■ **Set problem**: Look through the data below. Show each line where the string "Dennis" occurs.

─── Excerpted data ───

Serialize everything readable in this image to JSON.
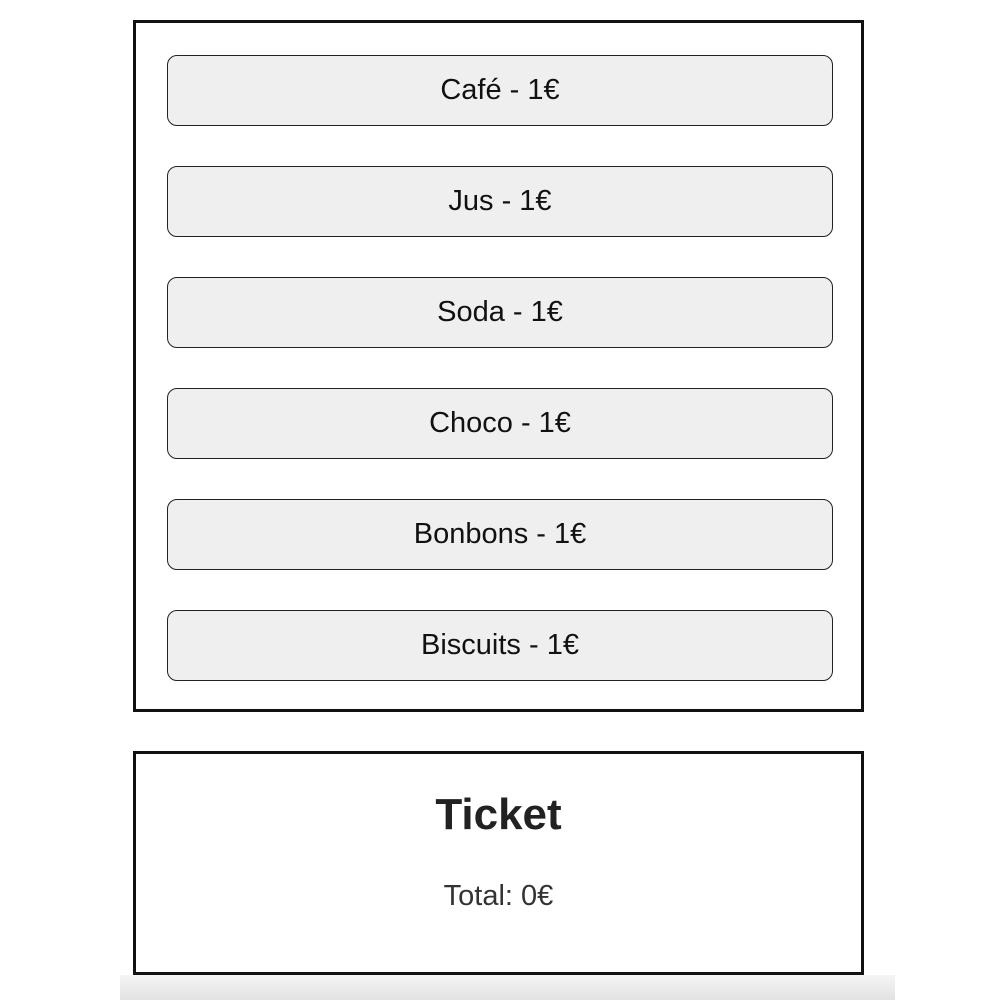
{
  "menu": {
    "items": [
      {
        "label": "Café - 1€"
      },
      {
        "label": "Jus - 1€"
      },
      {
        "label": "Soda - 1€"
      },
      {
        "label": "Choco - 1€"
      },
      {
        "label": "Bonbons - 1€"
      },
      {
        "label": "Biscuits - 1€"
      }
    ]
  },
  "ticket": {
    "title": "Ticket",
    "total": "Total: 0€"
  }
}
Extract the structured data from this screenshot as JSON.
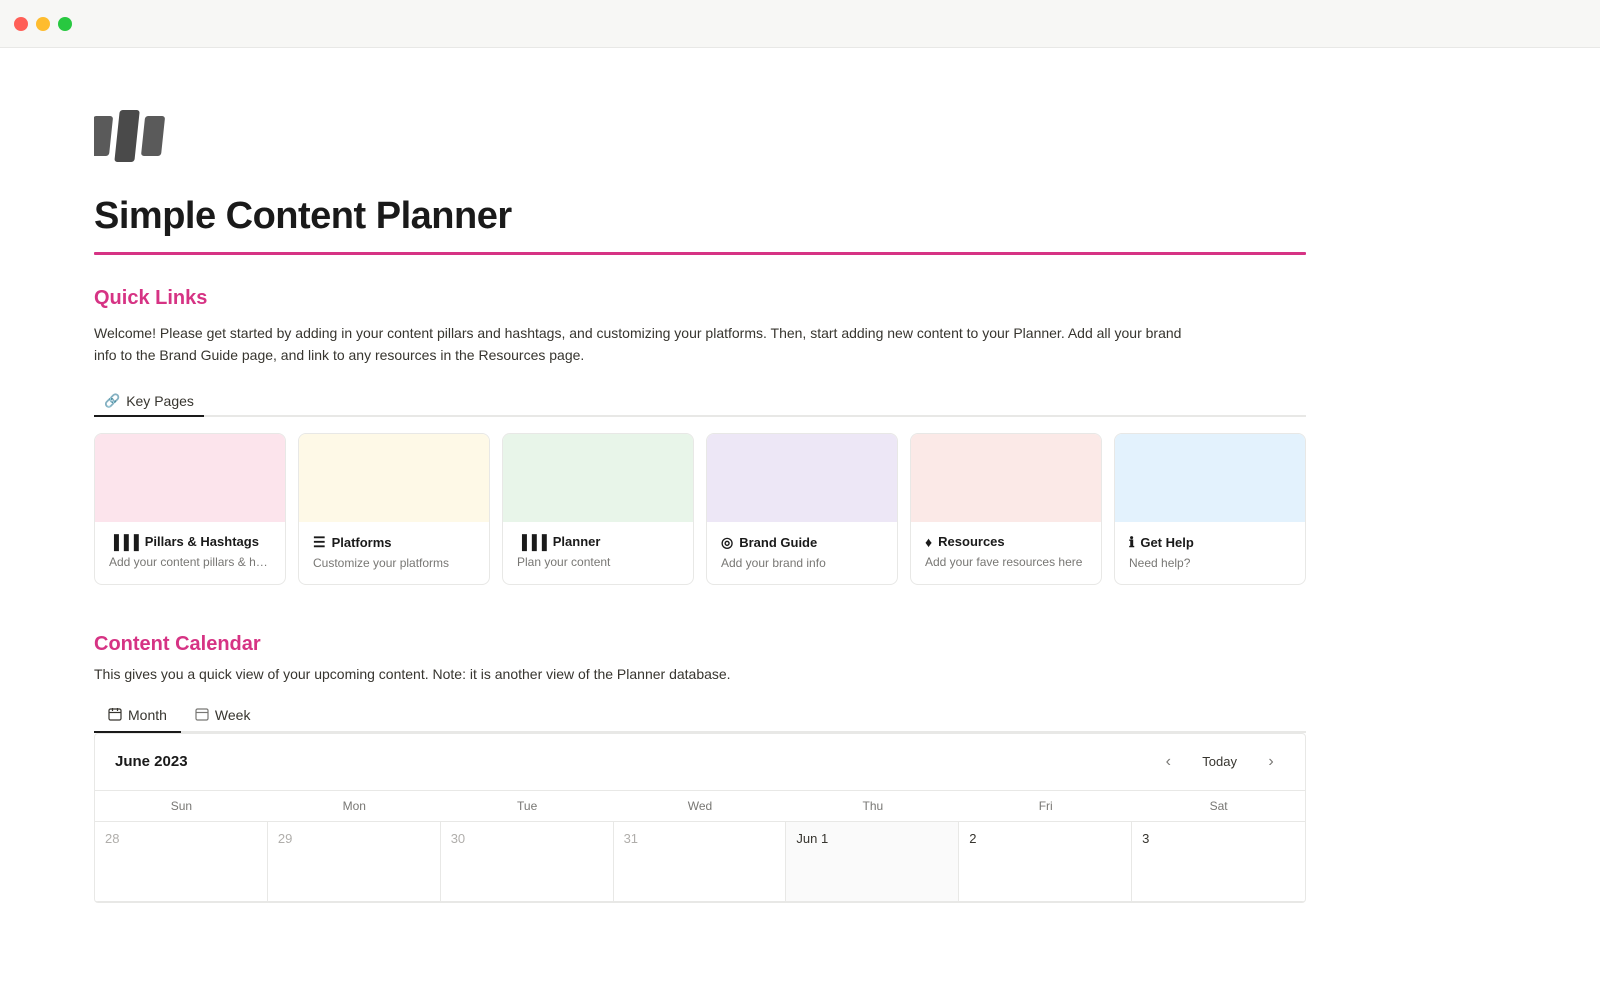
{
  "titlebar": {
    "traffic_lights": [
      "red",
      "yellow",
      "green"
    ]
  },
  "page": {
    "title": "Simple Content Planner",
    "divider_color": "#d63384"
  },
  "quick_links": {
    "heading": "Quick Links",
    "description": "Welcome! Please get started by adding in your content pillars and hashtags, and customizing your platforms. Then, start adding new content to your Planner. Add all your brand info to the Brand Guide page, and link to any resources in the Resources page.",
    "tab_label": "Key Pages",
    "tab_icon": "🔗"
  },
  "cards": [
    {
      "color": "#fce4ec",
      "icon": "▐▐▐",
      "title": "Pillars & Hashtags",
      "subtitle": "Add your content pillars & hasht..."
    },
    {
      "color": "#fef9e7",
      "icon": "☰☰",
      "title": "Platforms",
      "subtitle": "Customize your platforms"
    },
    {
      "color": "#e8f5e9",
      "icon": "▐▐▐",
      "title": "Planner",
      "subtitle": "Plan your content"
    },
    {
      "color": "#ede7f6",
      "icon": "◎",
      "title": "Brand Guide",
      "subtitle": "Add your brand info"
    },
    {
      "color": "#fbe9e7",
      "icon": "♦",
      "title": "Resources",
      "subtitle": "Add your fave resources here"
    },
    {
      "color": "#e3f2fd",
      "icon": "ℹ",
      "title": "Get Help",
      "subtitle": "Need help?"
    }
  ],
  "content_calendar": {
    "heading": "Content Calendar",
    "description": "This gives you a quick view of your upcoming content. Note: it is another view of the Planner database.",
    "tabs": [
      "Month",
      "Week"
    ],
    "active_tab": "Month",
    "month_title": "June 2023",
    "today_label": "Today",
    "day_headers": [
      "Sun",
      "Mon",
      "Tue",
      "Wed",
      "Thu",
      "Fri",
      "Sat"
    ],
    "calendar_rows": [
      [
        {
          "date": "28",
          "faded": true
        },
        {
          "date": "29",
          "faded": true
        },
        {
          "date": "30",
          "faded": true
        },
        {
          "date": "31",
          "faded": true
        },
        {
          "date": "Jun 1",
          "highlighted": false
        },
        {
          "date": "2",
          "highlighted": false
        },
        {
          "date": "3",
          "highlighted": false
        }
      ]
    ]
  }
}
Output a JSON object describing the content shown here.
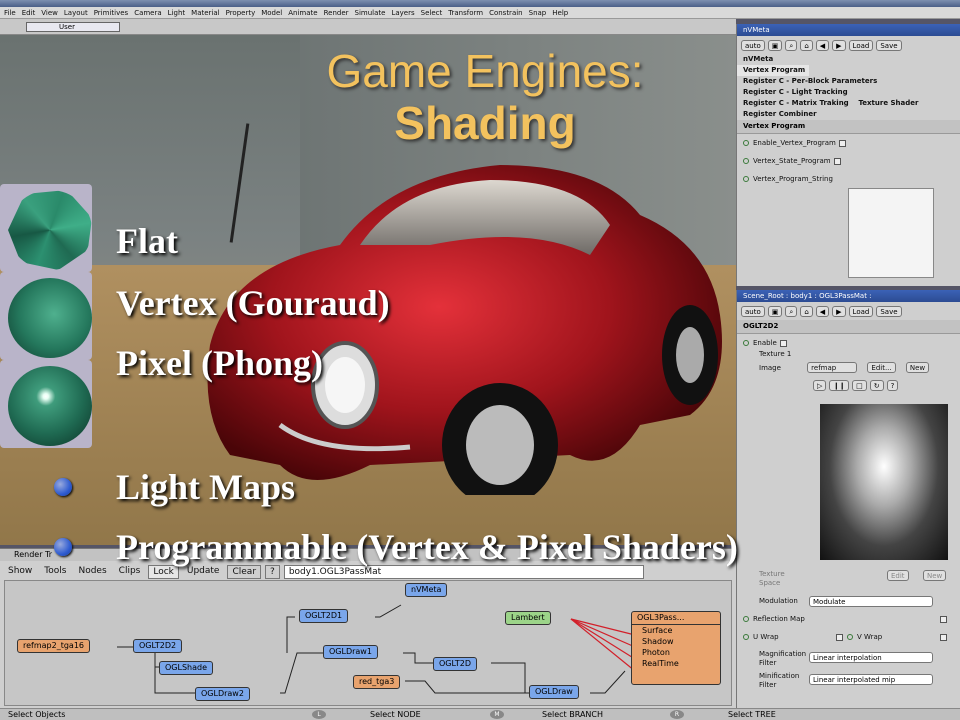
{
  "app": {
    "menu": [
      "File",
      "Edit",
      "View",
      "Layout",
      "Primitives",
      "Camera",
      "Light",
      "Material",
      "Property",
      "Model",
      "Animate",
      "Render",
      "Simulate",
      "Layers",
      "Select",
      "Transform",
      "Constrain",
      "Snap",
      "Help"
    ],
    "user_label": "User"
  },
  "slide": {
    "title": "Game Engines:",
    "subtitle": "Shading",
    "bullets": [
      "Flat",
      "Vertex (Gouraud)",
      "Pixel (Phong)",
      "Light Maps",
      "Programmable (Vertex & Pixel Shaders)"
    ]
  },
  "panel_meta": {
    "title": "nVMeta",
    "auto": "auto",
    "load": "Load",
    "save": "Save",
    "header": "nVMeta",
    "tab": "Vertex Program",
    "rows": [
      "Register C - Per-Block Parameters",
      "Register C - Light Tracking",
      "Register C - Matrix Traking",
      "Register Combiner"
    ],
    "texture_shader": "Texture Shader",
    "section": "Vertex Program",
    "params": [
      "Enable_Vertex_Program",
      "Vertex_State_Program",
      "Vertex_Program_String"
    ]
  },
  "panel_mat": {
    "title": "Scene_Root : body1 : OGL3PassMat :",
    "auto": "auto",
    "load": "Load",
    "save": "Save",
    "section": "OGLT2D2",
    "enable": "Enable",
    "texture": "Texture 1",
    "image": "Image",
    "image_value": "refmap",
    "edit": "Edit...",
    "new": "New",
    "texture_space": "Texture Space",
    "edit2": "Edit",
    "new2": "New",
    "modulation": "Modulation",
    "modulation_value": "Modulate",
    "reflection_map": "Reflection Map",
    "u_wrap": "U Wrap",
    "v_wrap": "V Wrap",
    "mag_filter": "Magnification Filter",
    "mag_value": "Linear interpolation",
    "min_filter": "Minification Filter",
    "min_value": "Linear interpolated mip"
  },
  "render_tree": {
    "title": "Render Tr",
    "tabs": [
      "Show",
      "Tools",
      "Nodes",
      "Clips",
      "Lock",
      "Update",
      "Clear",
      "?"
    ],
    "path": "body1.OGL3PassMat",
    "nodes": {
      "nvmeta": "nVMeta",
      "oglt2d1": "OGLT2D1",
      "lambert": "Lambert",
      "ogl3pass": "OGL3Pass...",
      "refmap2": "refmap2_tga16",
      "oglt2d2": "OGLT2D2",
      "oglshade": "OGLShade",
      "ogldraw1": "OGLDraw1",
      "oglt2d": "OGLT2D",
      "ogldraw2": "OGLDraw2",
      "red_tga3": "red_tga3",
      "ogldraw": "OGLDraw",
      "ports": [
        "Surface",
        "Shadow",
        "Photon",
        "RealTime"
      ]
    }
  },
  "status": {
    "left": "Select Objects",
    "l_key": "L",
    "mid": "Select NODE",
    "m_key": "M",
    "branch": "Select BRANCH",
    "r_key": "R",
    "tree": "Select TREE"
  }
}
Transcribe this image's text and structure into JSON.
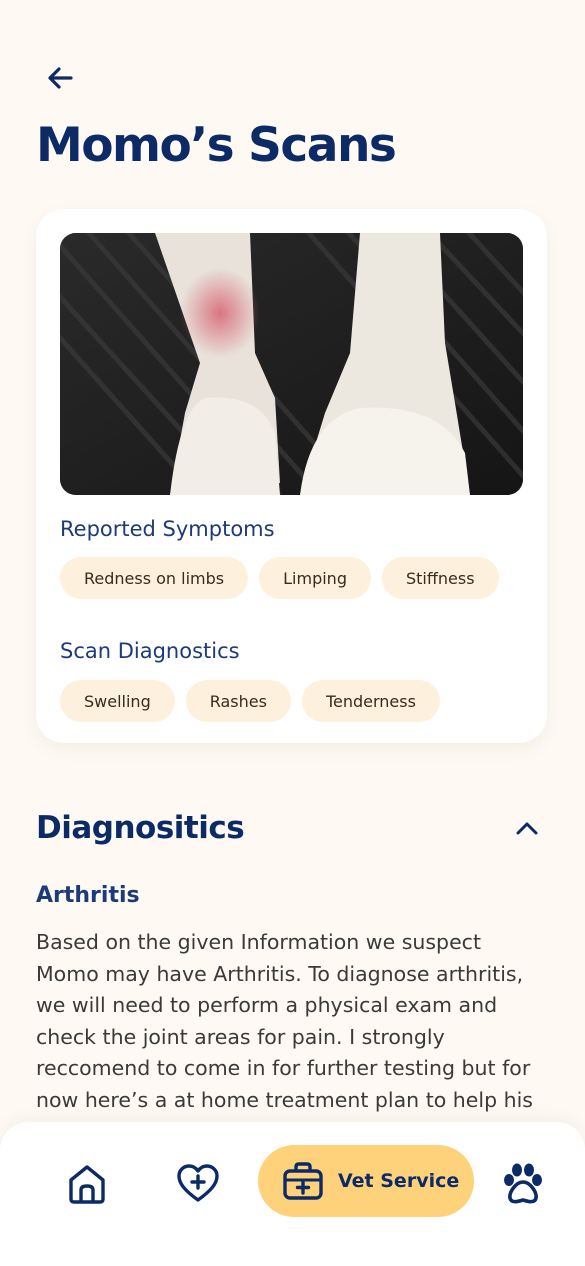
{
  "header": {
    "back_icon": "arrow-left-icon",
    "title": "Momo’s Scans"
  },
  "scan_card": {
    "image": "photo of dog front legs with red inflamed patch",
    "symptoms_label": "Reported Symptoms",
    "symptoms": [
      "Redness on limbs",
      "Limping",
      "Stiffness"
    ],
    "diagnostics_label": "Scan Diagnostics",
    "diagnostics": [
      "Swelling",
      "Rashes",
      "Tenderness"
    ]
  },
  "diagnostics_section": {
    "title": "Diagnositics",
    "collapse_icon": "chevron-up-icon",
    "condition": "Arthritis",
    "body": "Based on the given Information we suspect Momo may have Arthritis. To diagnose arthritis, we will need to  perform a physical exam and check the joint areas for pain. I strongly reccomend to come in for further testing but for now here’s a at home treatment plan to help his arthritis comfort."
  },
  "bottom_nav": {
    "items": [
      {
        "icon": "home-icon"
      },
      {
        "icon": "heart-plus-icon"
      },
      {
        "icon": "medical-kit-icon",
        "label": "Vet Service",
        "active": true
      },
      {
        "icon": "paw-icon"
      }
    ]
  },
  "colors": {
    "background": "#FEFAF3",
    "navy": "#0B2A66",
    "chip_bg": "#FDF0DC",
    "active_nav": "#FDD27A"
  }
}
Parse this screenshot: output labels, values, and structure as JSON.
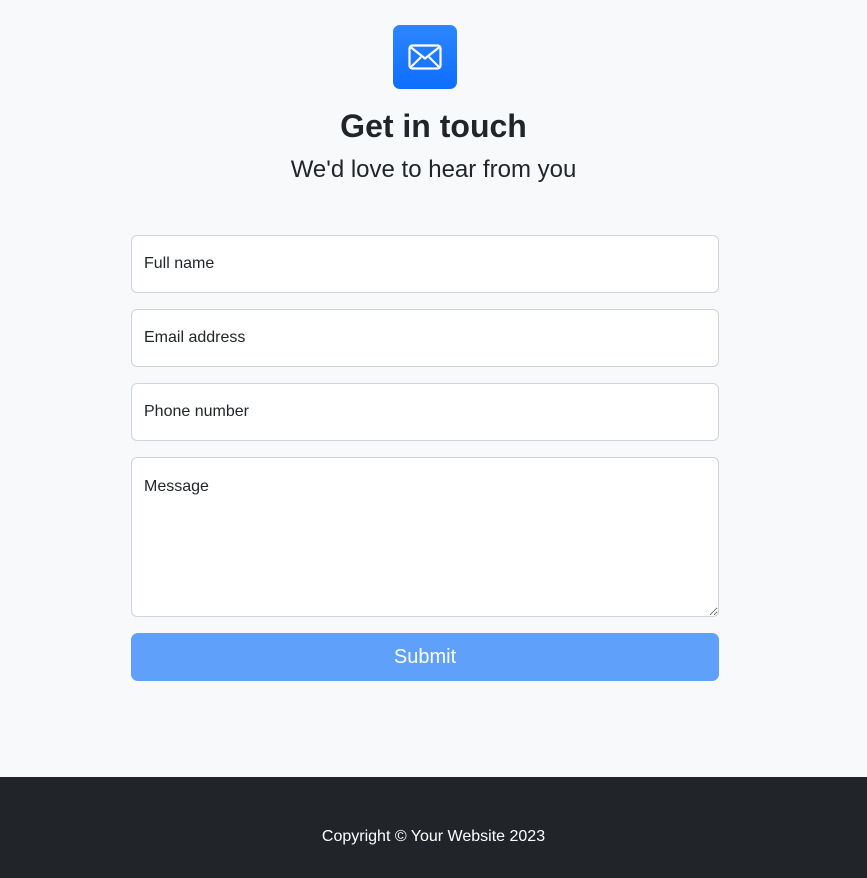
{
  "header": {
    "icon": "envelope-icon",
    "title": "Get in touch",
    "subtitle": "We'd love to hear from you"
  },
  "form": {
    "full_name": {
      "placeholder": "Full name",
      "value": ""
    },
    "email": {
      "placeholder": "Email address",
      "value": ""
    },
    "phone": {
      "placeholder": "Phone number",
      "value": ""
    },
    "message": {
      "placeholder": "Message",
      "value": ""
    },
    "submit_label": "Submit"
  },
  "footer": {
    "copyright": "Copyright © Your Website 2023"
  },
  "colors": {
    "page_background": "#f8f9fa",
    "icon_tile": "#0d6efd",
    "submit_button": "#5fa0fa",
    "footer_background": "#212529",
    "text": "#212529",
    "field_border": "#ced4da"
  }
}
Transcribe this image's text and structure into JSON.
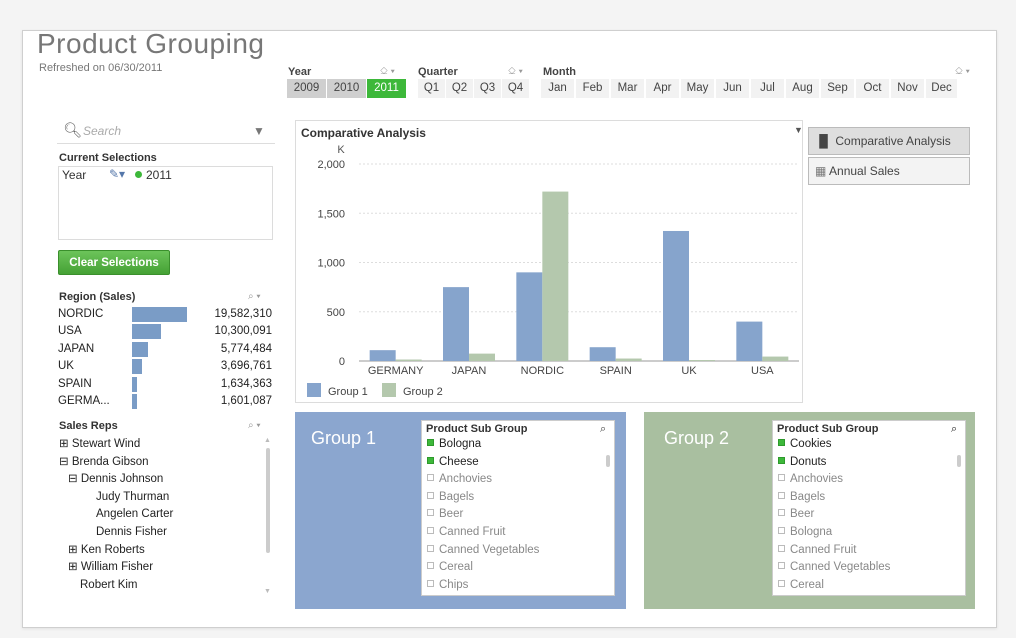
{
  "header": {
    "title": "Product Grouping",
    "refreshed": "Refreshed on 06/30/2011"
  },
  "filters": {
    "year": {
      "label": "Year",
      "values": [
        "2009",
        "2010",
        "2011"
      ],
      "selected": "2011"
    },
    "quarter": {
      "label": "Quarter",
      "values": [
        "Q1",
        "Q2",
        "Q3",
        "Q4"
      ]
    },
    "month": {
      "label": "Month",
      "values": [
        "Jan",
        "Feb",
        "Mar",
        "Apr",
        "May",
        "Jun",
        "Jul",
        "Aug",
        "Sep",
        "Oct",
        "Nov",
        "Dec"
      ]
    },
    "icons": "⎐ ▾"
  },
  "search": {
    "placeholder": "Search"
  },
  "current_selections": {
    "title": "Current Selections",
    "field": "Year",
    "value": "2011"
  },
  "clear_button": "Clear Selections",
  "region": {
    "title": "Region (Sales)",
    "rows": [
      {
        "name": "NORDIC",
        "value": "19,582,310",
        "share": 1.0
      },
      {
        "name": "USA",
        "value": "10,300,091",
        "share": 0.526
      },
      {
        "name": "JAPAN",
        "value": "5,774,484",
        "share": 0.295
      },
      {
        "name": "UK",
        "value": "3,696,761",
        "share": 0.189
      },
      {
        "name": "SPAIN",
        "value": "1,634,363",
        "share": 0.083
      },
      {
        "name": "GERMA...",
        "value": "1,601,087",
        "share": 0.082
      }
    ]
  },
  "sales_reps": {
    "title": "Sales Reps",
    "rows": [
      {
        "label": "⊞ Stewart Wind",
        "level": 0
      },
      {
        "label": "⊟ Brenda Gibson",
        "level": 0
      },
      {
        "label": "⊟ Dennis Johnson",
        "level": 1
      },
      {
        "label": "Judy Thurman",
        "level": 2
      },
      {
        "label": "Angelen Carter",
        "level": 2
      },
      {
        "label": "Dennis Fisher",
        "level": 2
      },
      {
        "label": "⊞ Ken Roberts",
        "level": 1
      },
      {
        "label": "⊞ William Fisher",
        "level": 1
      },
      {
        "label": "Robert Kim",
        "level": 1
      }
    ]
  },
  "chart_tabs": [
    "Comparative Analysis",
    "Annual Sales"
  ],
  "chart_data": {
    "type": "bar",
    "title": "Comparative Analysis",
    "ylabel": "K",
    "categories": [
      "GERMANY",
      "JAPAN",
      "NORDIC",
      "SPAIN",
      "UK",
      "USA"
    ],
    "series": [
      {
        "name": "Group 1",
        "color": "#86a4cc",
        "values": [
          110,
          750,
          900,
          140,
          1320,
          400
        ]
      },
      {
        "name": "Group 2",
        "color": "#b4c8ad",
        "values": [
          15,
          75,
          1720,
          25,
          10,
          45
        ]
      }
    ],
    "ylim": [
      0,
      2000
    ],
    "yticks": [
      "0",
      "500",
      "1,000",
      "1,500",
      "2,000"
    ],
    "grid": true,
    "legend": "bottom-left"
  },
  "groups": [
    {
      "title": "Group 1",
      "color": "#8ba6cf",
      "list_title": "Product Sub Group",
      "items": [
        {
          "label": "Bologna",
          "selected": true
        },
        {
          "label": "Cheese",
          "selected": true
        },
        {
          "label": "Anchovies",
          "selected": false
        },
        {
          "label": "Bagels",
          "selected": false
        },
        {
          "label": "Beer",
          "selected": false
        },
        {
          "label": "Canned Fruit",
          "selected": false
        },
        {
          "label": "Canned Vegetables",
          "selected": false
        },
        {
          "label": "Cereal",
          "selected": false
        },
        {
          "label": "Chips",
          "selected": false
        }
      ]
    },
    {
      "title": "Group 2",
      "color": "#a9bfa0",
      "list_title": "Product Sub Group",
      "items": [
        {
          "label": "Cookies",
          "selected": true
        },
        {
          "label": "Donuts",
          "selected": true
        },
        {
          "label": "Anchovies",
          "selected": false
        },
        {
          "label": "Bagels",
          "selected": false
        },
        {
          "label": "Beer",
          "selected": false
        },
        {
          "label": "Bologna",
          "selected": false
        },
        {
          "label": "Canned Fruit",
          "selected": false
        },
        {
          "label": "Canned Vegetables",
          "selected": false
        },
        {
          "label": "Cereal",
          "selected": false
        }
      ]
    }
  ]
}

───

■ **Response to this exercise**:
        "label": "⊟ Dennis Johnson",
        "label": "Dennis Fisher",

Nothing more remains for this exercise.